* **What to do**: Output the entries below exactly as written, omitting pictures.

--- Start of Material for the task ---

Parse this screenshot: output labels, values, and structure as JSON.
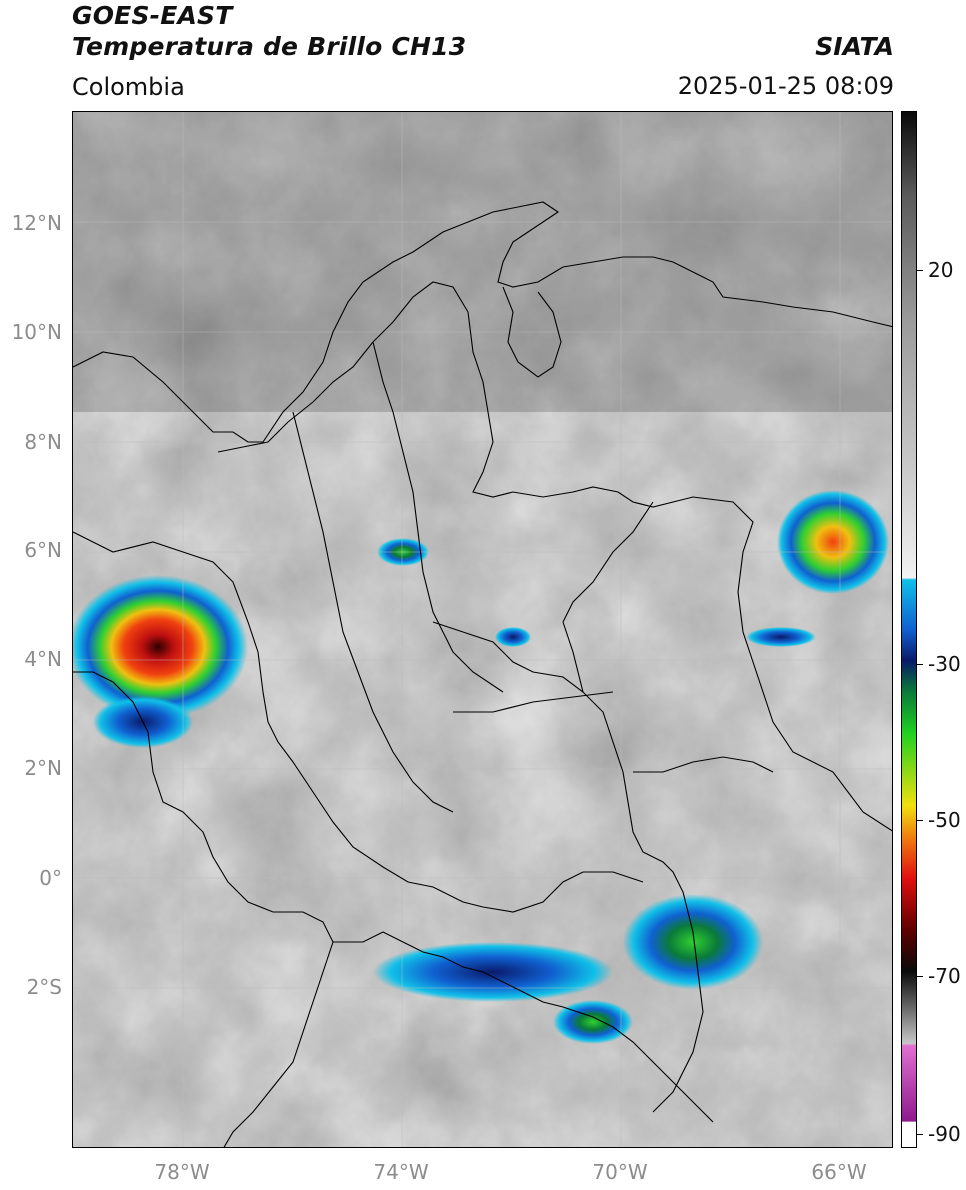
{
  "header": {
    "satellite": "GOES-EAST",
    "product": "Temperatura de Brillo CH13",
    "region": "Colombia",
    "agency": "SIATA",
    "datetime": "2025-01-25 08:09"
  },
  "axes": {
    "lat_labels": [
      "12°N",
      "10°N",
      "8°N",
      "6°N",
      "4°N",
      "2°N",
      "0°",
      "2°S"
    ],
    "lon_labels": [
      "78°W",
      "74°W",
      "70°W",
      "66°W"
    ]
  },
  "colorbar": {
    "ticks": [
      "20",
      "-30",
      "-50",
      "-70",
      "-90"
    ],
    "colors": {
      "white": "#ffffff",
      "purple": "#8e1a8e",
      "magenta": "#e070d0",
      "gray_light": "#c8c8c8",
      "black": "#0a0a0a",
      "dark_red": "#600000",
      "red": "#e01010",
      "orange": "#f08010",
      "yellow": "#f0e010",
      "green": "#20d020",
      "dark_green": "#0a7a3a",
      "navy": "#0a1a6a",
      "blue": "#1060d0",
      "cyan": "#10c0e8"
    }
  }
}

--- End of Material for the task ---

* **Expected answer**:
Parse this screenshot: output labels, values, and structure as JSON.
{
  "header": {
    "satellite": "GOES-EAST",
    "product": "Temperatura de Brillo CH13",
    "region": "Colombia",
    "agency": "SIATA",
    "datetime": "2025-01-25 08:09"
  },
  "axes": {
    "lat_labels": [
      "12°N",
      "10°N",
      "8°N",
      "6°N",
      "4°N",
      "2°N",
      "0°",
      "2°S"
    ],
    "lon_labels": [
      "78°W",
      "74°W",
      "70°W",
      "66°W"
    ]
  },
  "colorbar": {
    "ticks": [
      "20",
      "-30",
      "-50",
      "-70",
      "-90"
    ],
    "colors": {
      "white": "#ffffff",
      "purple": "#8e1a8e",
      "magenta": "#e070d0",
      "gray_light": "#c8c8c8",
      "black": "#0a0a0a",
      "dark_red": "#600000",
      "red": "#e01010",
      "orange": "#f08010",
      "yellow": "#f0e010",
      "green": "#20d020",
      "dark_green": "#0a7a3a",
      "navy": "#0a1a6a",
      "blue": "#1060d0",
      "cyan": "#10c0e8"
    }
  }
}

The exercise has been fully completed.